_WHAT IS BEING ASKED_
Every line of the data below should be printed exactly.

[EXERCISE INPUT]

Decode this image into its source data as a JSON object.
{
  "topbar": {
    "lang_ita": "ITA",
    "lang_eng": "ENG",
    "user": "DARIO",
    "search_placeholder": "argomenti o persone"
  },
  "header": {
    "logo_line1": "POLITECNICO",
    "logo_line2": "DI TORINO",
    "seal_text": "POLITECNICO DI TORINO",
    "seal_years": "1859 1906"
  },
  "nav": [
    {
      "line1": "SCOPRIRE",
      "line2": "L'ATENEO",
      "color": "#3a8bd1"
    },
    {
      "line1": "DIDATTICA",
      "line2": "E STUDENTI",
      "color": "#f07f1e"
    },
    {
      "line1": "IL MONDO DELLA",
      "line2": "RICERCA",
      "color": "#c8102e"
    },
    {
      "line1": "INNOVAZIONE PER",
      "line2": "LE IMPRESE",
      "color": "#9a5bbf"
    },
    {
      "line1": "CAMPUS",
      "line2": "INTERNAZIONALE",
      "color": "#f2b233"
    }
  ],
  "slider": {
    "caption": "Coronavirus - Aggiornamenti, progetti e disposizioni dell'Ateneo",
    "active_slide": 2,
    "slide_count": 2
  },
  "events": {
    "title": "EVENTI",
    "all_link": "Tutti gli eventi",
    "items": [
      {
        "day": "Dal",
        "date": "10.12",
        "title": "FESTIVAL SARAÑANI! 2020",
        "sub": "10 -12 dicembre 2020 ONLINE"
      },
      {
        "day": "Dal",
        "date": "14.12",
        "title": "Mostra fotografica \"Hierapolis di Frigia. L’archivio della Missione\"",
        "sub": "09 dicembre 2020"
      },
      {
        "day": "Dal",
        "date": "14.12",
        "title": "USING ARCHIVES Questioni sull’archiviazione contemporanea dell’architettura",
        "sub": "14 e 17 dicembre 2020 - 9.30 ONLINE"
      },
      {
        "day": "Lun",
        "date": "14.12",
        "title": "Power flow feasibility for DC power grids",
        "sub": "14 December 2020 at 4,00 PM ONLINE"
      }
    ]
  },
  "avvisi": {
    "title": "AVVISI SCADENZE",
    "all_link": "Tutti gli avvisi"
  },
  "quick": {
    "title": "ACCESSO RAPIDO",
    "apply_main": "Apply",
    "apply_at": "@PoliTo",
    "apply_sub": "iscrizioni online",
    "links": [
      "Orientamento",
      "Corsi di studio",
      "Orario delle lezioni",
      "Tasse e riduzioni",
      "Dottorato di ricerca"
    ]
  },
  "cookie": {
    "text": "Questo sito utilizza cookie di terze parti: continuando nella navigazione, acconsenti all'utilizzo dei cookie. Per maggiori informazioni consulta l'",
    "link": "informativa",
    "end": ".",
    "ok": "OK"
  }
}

[/EXERCISE INPUT]

_RESPONSE AREA_
Decode this image into its source data as a JSON object.
{
  "topbar": {
    "lang_ita": "ITA",
    "lang_eng": "ENG",
    "user": "DARIO",
    "search_placeholder": "argomenti o persone"
  },
  "header": {
    "logo_line1": "POLITECNICO",
    "logo_line2": "DI TORINO",
    "seal_text": "POLITECNICO DI TORINO",
    "seal_years": "1859 1906"
  },
  "nav": [
    {
      "line1": "SCOPRIRE",
      "line2": "L'ATENEO",
      "color": "#3a8bd1"
    },
    {
      "line1": "DIDATTICA",
      "line2": "E STUDENTI",
      "color": "#f07f1e"
    },
    {
      "line1": "IL MONDO DELLA",
      "line2": "RICERCA",
      "color": "#c8102e"
    },
    {
      "line1": "INNOVAZIONE PER",
      "line2": "LE IMPRESE",
      "color": "#9a5bbf"
    },
    {
      "line1": "CAMPUS",
      "line2": "INTERNAZIONALE",
      "color": "#f2b233"
    }
  ],
  "slider": {
    "caption": "Coronavirus - Aggiornamenti, progetti e disposizioni dell'Ateneo",
    "active_slide": 2,
    "slide_count": 2
  },
  "events": {
    "title": "EVENTI",
    "all_link": "Tutti gli eventi",
    "items": [
      {
        "day": "Dal",
        "date": "10.12",
        "title": "FESTIVAL SARAÑANI! 2020",
        "sub": "10 -12 dicembre 2020 ONLINE"
      },
      {
        "day": "Dal",
        "date": "14.12",
        "title": "Mostra fotografica \"Hierapolis di Frigia. L’archivio della Missione\"",
        "sub": "09 dicembre 2020"
      },
      {
        "day": "Dal",
        "date": "14.12",
        "title": "USING ARCHIVES Questioni sull’archiviazione contemporanea dell’architettura",
        "sub": "14 e 17 dicembre 2020 - 9.30 ONLINE"
      },
      {
        "day": "Lun",
        "date": "14.12",
        "title": "Power flow feasibility for DC power grids",
        "sub": "14 December 2020 at 4,00 PM ONLINE"
      }
    ]
  },
  "avvisi": {
    "title": "AVVISI SCADENZE",
    "all_link": "Tutti gli avvisi"
  },
  "quick": {
    "title": "ACCESSO RAPIDO",
    "apply_main": "Apply",
    "apply_at": "@PoliTo",
    "apply_sub": "iscrizioni online",
    "links": [
      "Orientamento",
      "Corsi di studio",
      "Orario delle lezioni",
      "Tasse e riduzioni",
      "Dottorato di ricerca"
    ]
  },
  "cookie": {
    "text": "Questo sito utilizza cookie di terze parti: continuando nella navigazione, acconsenti all'utilizzo dei cookie. Per maggiori informazioni consulta l'",
    "link": "informativa",
    "end": ".",
    "ok": "OK"
  }
}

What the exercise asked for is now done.